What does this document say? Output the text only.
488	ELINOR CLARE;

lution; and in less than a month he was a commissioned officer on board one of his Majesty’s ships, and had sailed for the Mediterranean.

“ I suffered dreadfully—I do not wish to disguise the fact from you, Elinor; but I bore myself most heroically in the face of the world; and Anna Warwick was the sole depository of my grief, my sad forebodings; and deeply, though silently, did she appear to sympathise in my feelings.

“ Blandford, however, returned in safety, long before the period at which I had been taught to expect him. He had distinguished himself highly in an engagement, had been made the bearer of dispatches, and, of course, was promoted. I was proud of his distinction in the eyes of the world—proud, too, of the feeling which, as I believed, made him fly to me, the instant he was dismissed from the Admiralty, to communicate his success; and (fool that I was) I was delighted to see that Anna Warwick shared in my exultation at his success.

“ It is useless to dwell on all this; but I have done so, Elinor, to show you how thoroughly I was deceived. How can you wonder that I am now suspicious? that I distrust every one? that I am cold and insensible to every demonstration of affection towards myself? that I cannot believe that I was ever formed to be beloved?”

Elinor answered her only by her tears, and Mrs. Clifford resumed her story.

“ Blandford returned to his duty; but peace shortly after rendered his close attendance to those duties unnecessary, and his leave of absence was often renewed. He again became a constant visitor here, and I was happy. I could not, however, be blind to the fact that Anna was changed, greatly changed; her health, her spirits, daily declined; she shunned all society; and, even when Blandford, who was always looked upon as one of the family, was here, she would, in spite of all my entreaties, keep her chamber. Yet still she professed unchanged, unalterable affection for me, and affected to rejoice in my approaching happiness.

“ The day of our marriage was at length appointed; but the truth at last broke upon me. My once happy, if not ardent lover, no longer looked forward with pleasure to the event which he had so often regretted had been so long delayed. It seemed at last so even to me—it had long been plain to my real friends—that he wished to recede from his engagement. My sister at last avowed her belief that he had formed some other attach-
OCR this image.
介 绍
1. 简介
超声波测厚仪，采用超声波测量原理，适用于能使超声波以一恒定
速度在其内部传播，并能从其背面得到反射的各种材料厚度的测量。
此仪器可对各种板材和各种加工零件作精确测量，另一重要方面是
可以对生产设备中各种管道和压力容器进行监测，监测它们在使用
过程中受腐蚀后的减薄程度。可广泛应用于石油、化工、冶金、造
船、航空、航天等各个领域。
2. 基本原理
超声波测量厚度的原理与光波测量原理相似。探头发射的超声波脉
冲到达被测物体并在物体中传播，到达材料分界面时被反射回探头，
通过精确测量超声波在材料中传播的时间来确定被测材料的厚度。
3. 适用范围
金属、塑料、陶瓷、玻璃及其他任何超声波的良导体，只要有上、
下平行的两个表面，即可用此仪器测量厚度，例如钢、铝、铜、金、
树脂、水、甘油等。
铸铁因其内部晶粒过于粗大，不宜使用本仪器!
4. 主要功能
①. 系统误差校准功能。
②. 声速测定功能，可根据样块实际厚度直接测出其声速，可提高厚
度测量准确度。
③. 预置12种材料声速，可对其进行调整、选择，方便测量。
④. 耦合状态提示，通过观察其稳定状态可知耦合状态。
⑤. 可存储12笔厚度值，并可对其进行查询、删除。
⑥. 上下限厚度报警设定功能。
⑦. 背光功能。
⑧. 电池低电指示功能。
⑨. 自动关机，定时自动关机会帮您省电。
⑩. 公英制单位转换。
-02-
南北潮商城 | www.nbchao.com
----
WHAT IS ASKED:
Reproduce the final stretch of the data above: every line from the one holding "OCR this image." through the end, inclusive, exactly as written and nothing else.

EXERCISE ANSWER:
OCR this image.
介 绍
1. 简介
超声波测厚仪，采用超声波测量原理，适用于能使超声波以一恒定
速度在其内部传播，并能从其背面得到反射的各种材料厚度的测量。
此仪器可对各种板材和各种加工零件作精确测量，另一重要方面是
可以对生产设备中各种管道和压力容器进行监测，监测它们在使用
过程中受腐蚀后的减薄程度。可广泛应用于石油、化工、冶金、造
船、航空、航天等各个领域。
2. 基本原理
超声波测量厚度的原理与光波测量原理相似。探头发射的超声波脉
冲到达被测物体并在物体中传播，到达材料分界面时被反射回探头，
通过精确测量超声波在材料中传播的时间来确定被测材料的厚度。
3. 适用范围
金属、塑料、陶瓷、玻璃及其他任何超声波的良导体，只要有上、
下平行的两个表面，即可用此仪器测量厚度，例如钢、铝、铜、金、
树脂、水、甘油等。
铸铁因其内部晶粒过于粗大，不宜使用本仪器!
4. 主要功能
①. 系统误差校准功能。
②. 声速测定功能，可根据样块实际厚度直接测出其声速，可提高厚
度测量准确度。
③. 预置12种材料声速，可对其进行调整、选择，方便测量。
④. 耦合状态提示，通过观察其稳定状态可知耦合状态。
⑤. 可存储12笔厚度值，并可对其进行查询、删除。
⑥. 上下限厚度报警设定功能。
⑦. 背光功能。
⑧. 电池低电指示功能。
⑨. 自动关机，定时自动关机会帮您省电。
⑩. 公英制单位转换。
-02-
南北潮商城 | www.nbchao.com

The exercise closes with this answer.